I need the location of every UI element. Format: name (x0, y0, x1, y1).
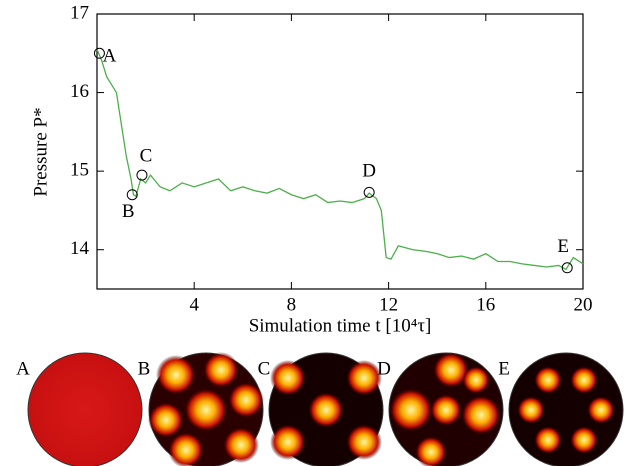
panel-image (28, 353, 142, 466)
x-tick-label: 16 (476, 294, 495, 315)
y-tick-label: 15 (70, 160, 89, 181)
annotation-marker (137, 170, 147, 180)
panel-label: B (138, 358, 151, 379)
plot-frame (97, 14, 583, 289)
panel-label: E (498, 358, 510, 379)
panel-label: C (258, 358, 271, 379)
y-tick-label: 16 (70, 81, 89, 102)
data-line (97, 49, 583, 269)
y-axis-label: Pressure P* (30, 107, 51, 196)
y-tick-label: 14 (70, 238, 90, 259)
x-tick-label: 4 (189, 294, 199, 315)
x-tick-label: 20 (574, 294, 593, 315)
annotation-label: A (103, 46, 117, 67)
panel-label: D (377, 358, 391, 379)
annotation-label: B (122, 201, 135, 222)
x-tick-label: 12 (379, 294, 398, 315)
x-axis-label: Simulation time t [10⁴τ] (249, 315, 432, 336)
annotation-label: D (362, 161, 376, 182)
panel-label: A (16, 358, 30, 379)
x-tick-label: 8 (287, 294, 297, 315)
panel-images (28, 352, 623, 466)
y-tick-label: 17 (70, 2, 89, 23)
annotation-label: E (557, 236, 569, 257)
annotation-label: C (140, 145, 153, 166)
figure: Simulation time t [10⁴τ] Pressure P* 14 1… (0, 0, 636, 466)
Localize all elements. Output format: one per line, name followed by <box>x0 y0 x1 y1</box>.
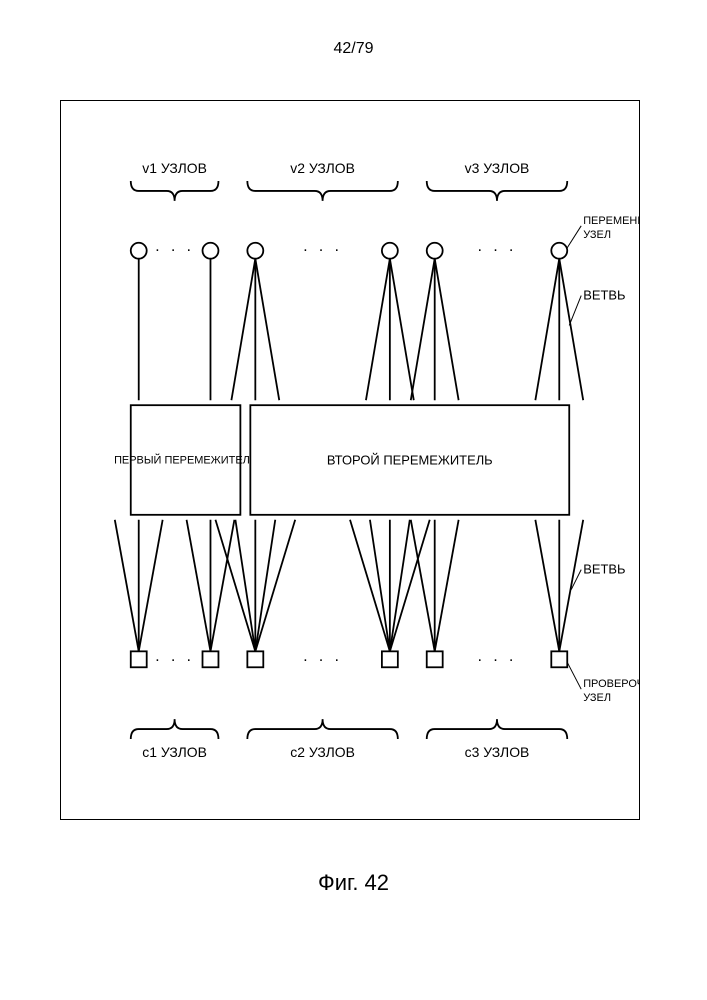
svg-text:ВЕТВЬ: ВЕТВЬ <box>583 562 625 577</box>
svg-text:· · ·: · · · <box>477 651 517 668</box>
svg-text:· · ·: · · · <box>155 242 195 259</box>
svg-text:· · ·: · · · <box>477 242 517 259</box>
svg-text:· · ·: · · · <box>303 242 343 259</box>
svg-text:ПРОВЕРОЧНЫЙ: ПРОВЕРОЧНЫЙ <box>583 677 639 690</box>
tanner-graph-diagram: · · · v1 УЗЛОВ · · · v2 УЗЛОВ · · · v3 УЗЛОВ П… <box>61 101 639 819</box>
svg-text:· · ·: · · · <box>303 651 343 668</box>
svg-text:ПЕРВЫЙ ПЕРЕМЕЖИТЕЛЬ: ПЕРВЫЙ ПЕРЕМЕЖИТЕЛЬ <box>114 454 257 467</box>
svg-text:c1 УЗЛОВ: c1 УЗЛОВ <box>142 744 207 760</box>
svg-text:v1 УЗЛОВ: v1 УЗЛОВ <box>142 160 207 176</box>
svg-text:v2 УЗЛОВ: v2 УЗЛОВ <box>290 160 355 176</box>
svg-text:c3 УЗЛОВ: c3 УЗЛОВ <box>465 744 530 760</box>
svg-text:ВЕТВЬ: ВЕТВЬ <box>583 288 625 303</box>
svg-text:ПЕРЕМЕННЫЙ: ПЕРЕМЕННЫЙ <box>583 214 639 227</box>
figure-caption: Фиг. 42 <box>318 870 389 896</box>
svg-text:УЗЕЛ: УЗЕЛ <box>583 229 611 241</box>
page-number-label: 42/79 <box>333 40 373 58</box>
svg-text:ВТОРОЙ ПЕРЕМЕЖИТЕЛЬ: ВТОРОЙ ПЕРЕМЕЖИТЕЛЬ <box>327 452 493 467</box>
svg-text:· · ·: · · · <box>155 651 195 668</box>
svg-text:v3 УЗЛОВ: v3 УЗЛОВ <box>465 160 530 176</box>
svg-text:УЗЕЛ: УЗЕЛ <box>583 692 611 704</box>
svg-text:c2 УЗЛОВ: c2 УЗЛОВ <box>290 744 355 760</box>
figure-frame: · · · v1 УЗЛОВ · · · v2 УЗЛОВ · · · v3 УЗЛОВ П… <box>60 100 640 820</box>
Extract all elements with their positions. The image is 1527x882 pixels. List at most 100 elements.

· · · ·

The task:
Write out the lines in the records above as a numbered list, from the line containing "panel-image (28, 353, 142, 466)" down to the line containing "annotation-label: A (103, 46, 117, 67)", with both of those lines included and no blank lines.

Final answer:
1. panel-image (28, 353, 142, 466)
2. x-tick-label: 16 (476, 294, 495, 315)
3. y-tick-label: 15 (70, 160, 89, 181)
4. annotation-marker (137, 170, 147, 180)
5. panel-label: B (138, 358, 151, 379)
6. plot-frame (97, 14, 583, 289)
7. panel-label: E (498, 358, 510, 379)
8. panel-label: C (258, 358, 271, 379)
9. y-tick-label: 16 (70, 81, 89, 102)
10. data-line (97, 49, 583, 269)
11. y-axis-label: Pressure P* (30, 107, 51, 196)
12. y-tick-label: 14 (70, 238, 90, 259)
13. x-tick-label: 4 (189, 294, 199, 315)
14. x-tick-label: 20 (574, 294, 593, 315)
15. annotation-label: A (103, 46, 117, 67)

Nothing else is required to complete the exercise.